In the entries below, count each line holding the word "bilinçlendirmektir". Answer with the total alone.
□ □ □ □
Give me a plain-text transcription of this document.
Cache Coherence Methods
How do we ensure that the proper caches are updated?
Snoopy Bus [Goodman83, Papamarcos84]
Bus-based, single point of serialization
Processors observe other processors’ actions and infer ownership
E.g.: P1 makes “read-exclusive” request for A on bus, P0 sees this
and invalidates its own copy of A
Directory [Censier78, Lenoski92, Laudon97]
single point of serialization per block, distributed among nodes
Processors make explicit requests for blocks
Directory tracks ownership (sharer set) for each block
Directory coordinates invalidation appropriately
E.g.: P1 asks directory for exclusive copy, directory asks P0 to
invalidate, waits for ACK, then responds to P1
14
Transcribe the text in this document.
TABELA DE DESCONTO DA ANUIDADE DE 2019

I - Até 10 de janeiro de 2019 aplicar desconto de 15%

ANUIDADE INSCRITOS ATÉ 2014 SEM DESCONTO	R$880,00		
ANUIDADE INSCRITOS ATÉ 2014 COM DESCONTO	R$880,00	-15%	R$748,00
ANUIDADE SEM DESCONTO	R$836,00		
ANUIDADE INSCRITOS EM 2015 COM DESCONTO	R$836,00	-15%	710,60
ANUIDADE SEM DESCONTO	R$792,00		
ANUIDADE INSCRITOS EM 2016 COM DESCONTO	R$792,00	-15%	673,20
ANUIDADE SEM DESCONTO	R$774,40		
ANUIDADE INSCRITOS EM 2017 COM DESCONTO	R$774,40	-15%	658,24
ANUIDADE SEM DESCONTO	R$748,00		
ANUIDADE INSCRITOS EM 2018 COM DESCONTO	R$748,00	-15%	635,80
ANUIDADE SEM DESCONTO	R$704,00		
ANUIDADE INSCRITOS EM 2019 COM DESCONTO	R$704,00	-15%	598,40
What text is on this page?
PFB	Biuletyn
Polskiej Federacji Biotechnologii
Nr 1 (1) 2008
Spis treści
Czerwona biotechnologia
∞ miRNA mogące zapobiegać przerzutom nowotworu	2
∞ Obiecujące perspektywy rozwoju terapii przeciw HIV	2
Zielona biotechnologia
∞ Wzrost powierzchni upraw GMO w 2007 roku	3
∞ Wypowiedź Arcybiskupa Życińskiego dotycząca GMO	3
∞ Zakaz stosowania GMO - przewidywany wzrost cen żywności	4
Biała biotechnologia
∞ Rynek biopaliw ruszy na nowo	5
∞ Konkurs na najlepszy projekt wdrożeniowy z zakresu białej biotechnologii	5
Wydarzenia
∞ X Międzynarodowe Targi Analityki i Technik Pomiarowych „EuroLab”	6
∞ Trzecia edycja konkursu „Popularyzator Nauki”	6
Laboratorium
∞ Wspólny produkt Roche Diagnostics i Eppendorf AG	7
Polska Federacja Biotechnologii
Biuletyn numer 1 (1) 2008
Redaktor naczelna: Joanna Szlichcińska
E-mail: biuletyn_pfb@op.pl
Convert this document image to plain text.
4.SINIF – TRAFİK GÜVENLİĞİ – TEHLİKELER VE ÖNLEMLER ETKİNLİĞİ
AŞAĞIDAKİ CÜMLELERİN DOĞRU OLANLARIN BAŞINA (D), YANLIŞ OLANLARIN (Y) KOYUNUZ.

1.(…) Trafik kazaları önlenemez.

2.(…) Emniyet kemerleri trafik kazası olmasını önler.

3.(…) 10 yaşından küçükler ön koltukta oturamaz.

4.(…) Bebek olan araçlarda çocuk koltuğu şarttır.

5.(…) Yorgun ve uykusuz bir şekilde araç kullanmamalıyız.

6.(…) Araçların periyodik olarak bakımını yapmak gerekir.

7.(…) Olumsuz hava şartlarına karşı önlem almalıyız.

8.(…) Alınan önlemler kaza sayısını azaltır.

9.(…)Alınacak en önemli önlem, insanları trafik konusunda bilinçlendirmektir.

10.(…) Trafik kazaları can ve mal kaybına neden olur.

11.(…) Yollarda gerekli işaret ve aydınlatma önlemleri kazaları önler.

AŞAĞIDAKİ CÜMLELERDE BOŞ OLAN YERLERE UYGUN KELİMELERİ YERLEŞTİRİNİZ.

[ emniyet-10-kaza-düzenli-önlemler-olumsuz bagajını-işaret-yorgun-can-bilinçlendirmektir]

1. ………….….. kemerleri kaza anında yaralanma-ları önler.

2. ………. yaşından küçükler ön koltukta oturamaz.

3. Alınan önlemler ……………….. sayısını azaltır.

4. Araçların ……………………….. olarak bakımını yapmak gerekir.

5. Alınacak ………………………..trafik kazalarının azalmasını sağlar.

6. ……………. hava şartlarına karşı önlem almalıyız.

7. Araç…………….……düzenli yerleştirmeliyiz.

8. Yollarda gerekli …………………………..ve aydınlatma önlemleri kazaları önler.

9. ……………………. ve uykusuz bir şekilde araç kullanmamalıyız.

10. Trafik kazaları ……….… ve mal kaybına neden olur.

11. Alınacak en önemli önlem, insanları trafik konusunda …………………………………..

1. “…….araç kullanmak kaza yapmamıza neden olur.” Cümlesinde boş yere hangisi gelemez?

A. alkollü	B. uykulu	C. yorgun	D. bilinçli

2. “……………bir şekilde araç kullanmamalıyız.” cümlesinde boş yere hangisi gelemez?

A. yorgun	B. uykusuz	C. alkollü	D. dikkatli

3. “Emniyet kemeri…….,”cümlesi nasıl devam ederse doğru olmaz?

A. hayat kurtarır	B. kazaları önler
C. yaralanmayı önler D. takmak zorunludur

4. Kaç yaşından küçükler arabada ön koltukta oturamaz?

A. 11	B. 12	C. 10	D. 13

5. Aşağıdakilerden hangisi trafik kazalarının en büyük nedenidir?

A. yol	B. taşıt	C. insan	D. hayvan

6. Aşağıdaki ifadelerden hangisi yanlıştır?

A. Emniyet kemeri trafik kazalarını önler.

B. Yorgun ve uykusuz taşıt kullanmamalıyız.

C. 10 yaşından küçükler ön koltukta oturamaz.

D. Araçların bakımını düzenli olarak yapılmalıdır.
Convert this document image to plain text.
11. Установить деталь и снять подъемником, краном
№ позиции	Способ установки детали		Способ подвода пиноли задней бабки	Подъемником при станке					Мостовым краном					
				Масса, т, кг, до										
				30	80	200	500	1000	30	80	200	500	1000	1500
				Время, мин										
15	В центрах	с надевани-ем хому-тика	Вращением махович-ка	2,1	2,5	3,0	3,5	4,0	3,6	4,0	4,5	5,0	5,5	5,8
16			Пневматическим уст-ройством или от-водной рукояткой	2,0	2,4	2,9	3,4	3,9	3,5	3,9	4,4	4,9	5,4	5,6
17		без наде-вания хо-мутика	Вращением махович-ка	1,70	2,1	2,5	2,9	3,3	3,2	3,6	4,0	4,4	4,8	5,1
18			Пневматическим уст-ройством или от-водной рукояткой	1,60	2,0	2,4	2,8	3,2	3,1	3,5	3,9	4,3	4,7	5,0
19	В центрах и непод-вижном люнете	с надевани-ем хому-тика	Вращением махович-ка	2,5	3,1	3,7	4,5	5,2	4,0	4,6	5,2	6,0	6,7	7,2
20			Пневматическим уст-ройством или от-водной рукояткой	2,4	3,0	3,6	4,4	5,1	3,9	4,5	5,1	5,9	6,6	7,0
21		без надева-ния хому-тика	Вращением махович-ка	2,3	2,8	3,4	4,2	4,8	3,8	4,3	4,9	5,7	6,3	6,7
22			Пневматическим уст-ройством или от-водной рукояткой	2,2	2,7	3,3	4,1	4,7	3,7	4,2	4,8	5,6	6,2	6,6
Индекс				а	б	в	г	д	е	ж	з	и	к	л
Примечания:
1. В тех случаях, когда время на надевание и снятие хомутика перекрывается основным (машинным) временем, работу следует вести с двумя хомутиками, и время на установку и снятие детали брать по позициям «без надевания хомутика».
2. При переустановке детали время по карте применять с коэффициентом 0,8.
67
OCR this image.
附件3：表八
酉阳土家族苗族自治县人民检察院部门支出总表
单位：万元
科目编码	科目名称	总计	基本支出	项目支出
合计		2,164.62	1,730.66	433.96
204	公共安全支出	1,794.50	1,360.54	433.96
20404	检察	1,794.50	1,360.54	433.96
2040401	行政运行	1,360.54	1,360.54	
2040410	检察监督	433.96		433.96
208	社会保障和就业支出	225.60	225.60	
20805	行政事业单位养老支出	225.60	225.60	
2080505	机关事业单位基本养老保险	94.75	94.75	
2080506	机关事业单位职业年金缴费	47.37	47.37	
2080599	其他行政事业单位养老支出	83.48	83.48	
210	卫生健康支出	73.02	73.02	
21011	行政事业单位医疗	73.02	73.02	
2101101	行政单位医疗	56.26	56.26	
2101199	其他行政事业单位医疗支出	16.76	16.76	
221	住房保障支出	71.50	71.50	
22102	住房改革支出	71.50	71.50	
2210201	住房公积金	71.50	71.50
□ □ □ □
SOLUTION FOR THIS PROBLEM
2